** Start of Extracted records **
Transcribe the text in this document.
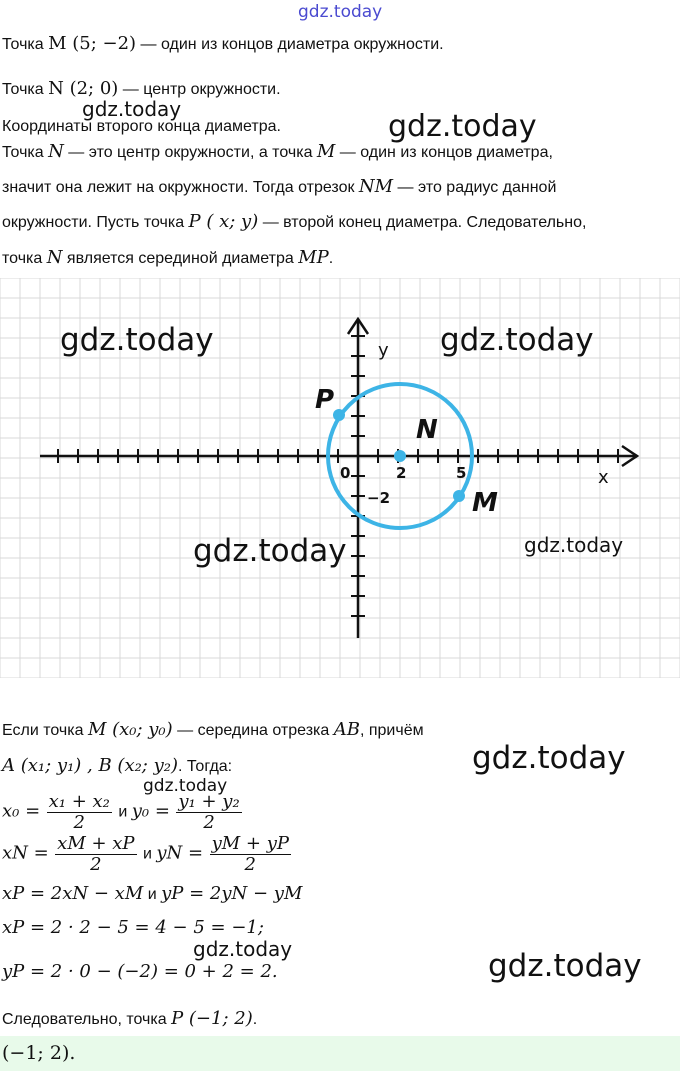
gdz.today
Точка M (5; −2) — один из концов диаметра окружности.
Точка N (2; 0) — центр окружности.
gdz.today
Координаты второго конца диаметра.	gdz.today
Точка N — это центр окружности, а точка M — один из концов диаметра,
значит она лежит на окружности. Тогда отрезок NM — это радиус данной
окружности. Пусть точка P ( x; y) — второй конец диаметра. Следовательно,
точка N является серединой диаметра MP.
x
y
0	2	5
−2
P
N
M
gdz.today	gdz.today
gdz.today	gdz.today
Если точка M (x₀; y₀) — середина отрезка AB, причём
A (x₁; y₁) , B (x₂; y₂). Тогда:	gdz.today
gdz.today
$x_0 = \frac{\text{x₁ + x₂}}{2}$ и $y_0 = \frac{\text{y₁ + y₂}}{2}$
xN = $\frac{xM + xP}{2}$ и yN = $\frac{yM + yP}{2}$
xP = 2xN − xM и yP = 2yN − yM
xP = 2 · 2 − 5 = 4 − 5 = −1;
gdz.today
yP = 2 · 0 − (−2) = 0 + 2 = 2.	gdz.today
Следовательно, точка P (−1; 2).
(−1; 2).
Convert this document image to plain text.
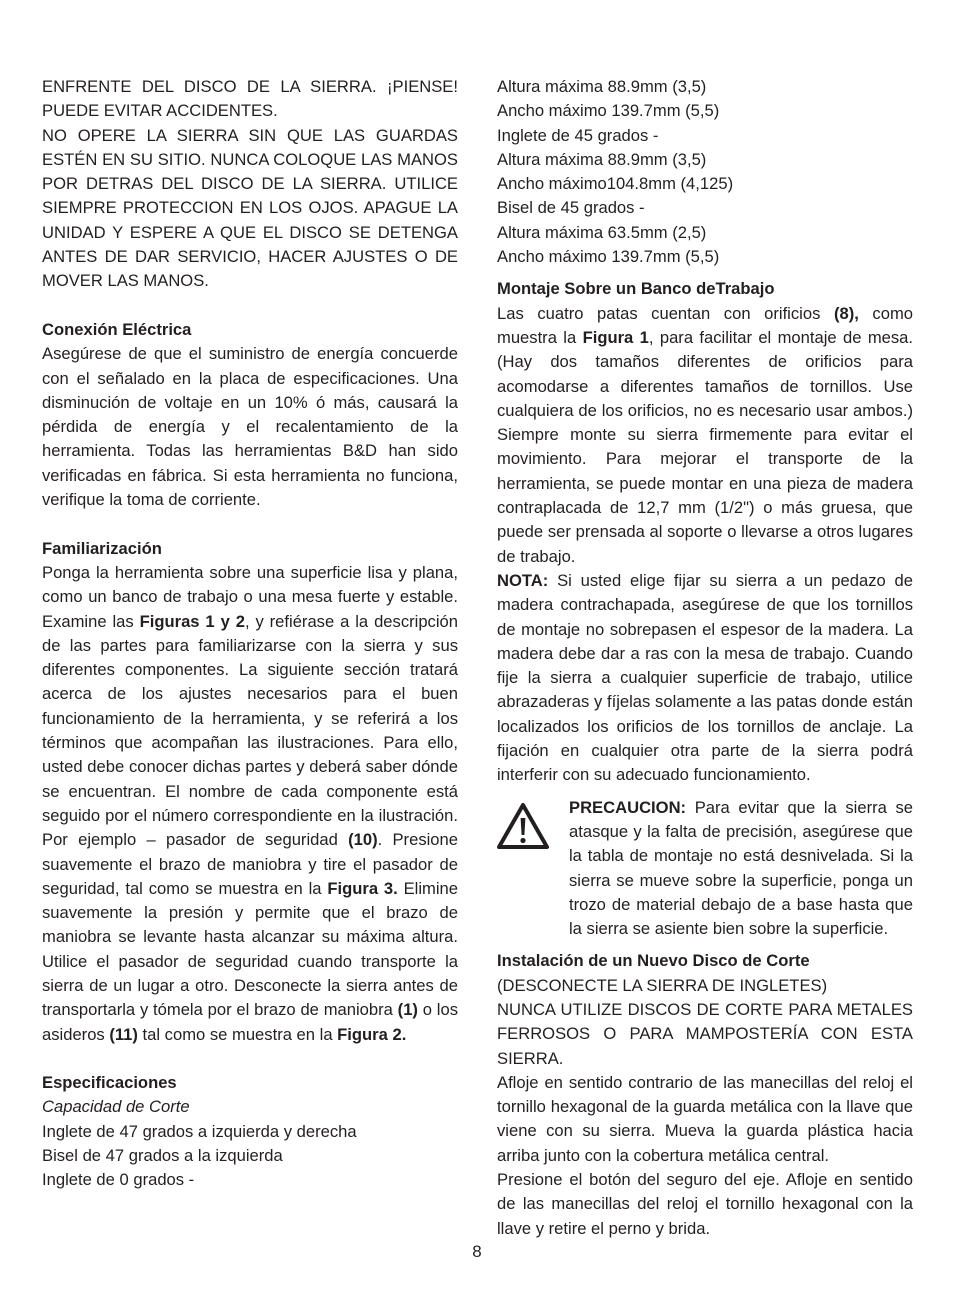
ENFRENTE DEL DISCO DE LA SIERRA. ¡PIENSE!

PUEDE EVITAR ACCIDENTES.

NO OPERE LA SIERRA SIN QUE LAS GUARDAS

ESTÉN EN SU SITIO. NUNCA COLOQUE LAS MANOS

POR DETRAS DEL DISCO DE LA SIERRA. UTILICE

SIEMPRE PROTECCION EN LOS OJOS. APAGUE LA

UNIDAD Y ESPERE A QUE EL DISCO SE DETENGA

ANTES DE DAR SERVICIO, HACER AJUSTES O DE

MOVER LAS MANOS.

Conexión Eléctrica

Asegúrese de que el suministro de energía concuerde con el señalado en la placa de especificaciones. Una disminución de voltaje en un 10% ó más, causará la pérdida de energía y el recalentamiento de la herramienta. Todas las herramientas B&D han sido verificadas en fábrica. Si esta herramienta no funciona, verifique la toma de corriente.

Familiarización

Ponga la herramienta sobre una superficie lisa y plana, como un banco de trabajo o una mesa fuerte y estable. Examine las Figuras 1 y 2, y refiérase a la descripción de las partes para familiarizarse con la sierra y sus diferentes componentes. La siguiente sección tratará acerca de los ajustes necesarios para el buen funcionamiento de la herramienta, y se referirá a los términos que acompañan las ilustraciones. Para ello, usted debe conocer dichas partes y deberá saber dónde se encuentran. El nombre de cada componente está seguido por el número correspondiente en la ilustración. Por ejemplo – pasador de seguridad (10). Presione suavemente el brazo de maniobra y tire el pasador de seguridad, tal como se muestra en la Figura 3. Elimine suavemente la presión y permite que el brazo de maniobra se levante hasta alcanzar su máxima altura. Utilice el pasador de seguridad cuando transporte la sierra de un lugar a otro. Desconecte la sierra antes de transportarla y tómela por el brazo de maniobra (1) o los asideros (11) tal como se muestra en la Figura 2.

Especificaciones

Capacidad de Corte

Inglete de 47 grados a izquierda y derecha

Bisel de 47 grados a la izquierda

Inglete de 0 grados -

Altura máxima 88.9mm (3,5)

Ancho máximo 139.7mm (5,5)

Inglete de 45 grados -

Altura máxima 88.9mm (3,5)

Ancho máximo104.8mm (4,125)

Bisel de 45 grados -

Altura máxima 63.5mm (2,5)

Ancho máximo 139.7mm (5,5)

Montaje Sobre un Banco deTrabajo

Las cuatro patas cuentan con orificios (8), como muestra la Figura 1, para facilitar el montaje de mesa. (Hay dos tamaños diferentes de orificios para acomodarse a diferentes tamaños de tornillos. Use cualquiera de los orificios, no es necesario usar ambos.) Siempre monte su sierra firmemente para evitar el movimiento. Para mejorar el transporte de la herramienta, se puede montar en una pieza de madera contraplacada de 12,7 mm (1/2") o más gruesa, que puede ser prensada al soporte o llevarse a otros lugares de trabajo.

NOTA: Si usted elige fijar su sierra a un pedazo de madera contrachapada, asegúrese de que los tornillos de montaje no sobrepasen el espesor de la madera. La madera debe dar a ras con la mesa de trabajo. Cuando fije la sierra a cualquier superficie de trabajo, utilice abrazaderas y fíjelas solamente a las patas donde están localizados los orificios de los tornillos de anclaje. La fijación en cualquier otra parte de la sierra podrá interferir con su adecuado funcionamiento.

PRECAUCION: Para evitar que la sierra se atasque y la falta de precisión, asegúrese que la tabla de montaje no está desnivelada. Si la sierra se mueve sobre la superficie, ponga un trozo de material debajo de a base hasta que la sierra se asiente bien sobre la superficie.

Instalación de un Nuevo Disco de Corte

(DESCONECTE LA SIERRA DE INGLETES)

NUNCA UTILIZE DISCOS DE CORTE PARA METALES

FERROSOS O PARA MAMPOSTERÍA CON ESTA

SIERRA.

Afloje en sentido contrario de las manecillas del reloj el tornillo hexagonal de la guarda metálica con la llave que viene con su sierra. Mueva la guarda plástica hacia arriba junto con la cobertura metálica central.

Presione el botón del seguro del eje. Afloje en sentido de las manecillas del reloj el tornillo hexagonal con la llave y retire el perno y brida.

8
** End of Extracted records **
--- Problem details ---
Collect every line from the records above that contains the word "máxima".

--- Complete output ---
Ponga la herramienta sobre una superficie lisa y plana, como un banco de trabajo o una mesa fuerte y estable. Examine las Figuras 1 y 2, y refiérase a la descripción de las partes para familiarizarse con la sierra y sus diferentes componentes. La siguiente sección tratará acerca de los ajustes necesarios para el buen funcionamiento de la herramienta, y se referirá a los términos que acompañan las ilustraciones. Para ello, usted debe conocer dichas partes y deberá saber dónde se encuentran. El nombre de cada componente está seguido por el número correspondiente en la ilustración. Por ejemplo – pasador de seguridad (10). Presione suavemente el brazo de maniobra y tire el pasador de seguridad, tal como se muestra en la Figura 3. Elimine suavemente la presión y permite que el brazo de maniobra se levante hasta alcanzar su máxima altura. Utilice el pasador de seguridad cuando transporte la sierra de un lugar a otro. Desconecte la sierra antes de transportarla y tómela por el brazo de maniobra (1) o los asideros (11) tal como se muestra en la Figura 2.
Altura máxima 88.9mm (3,5)
Altura máxima 88.9mm (3,5)
Altura máxima 63.5mm (2,5)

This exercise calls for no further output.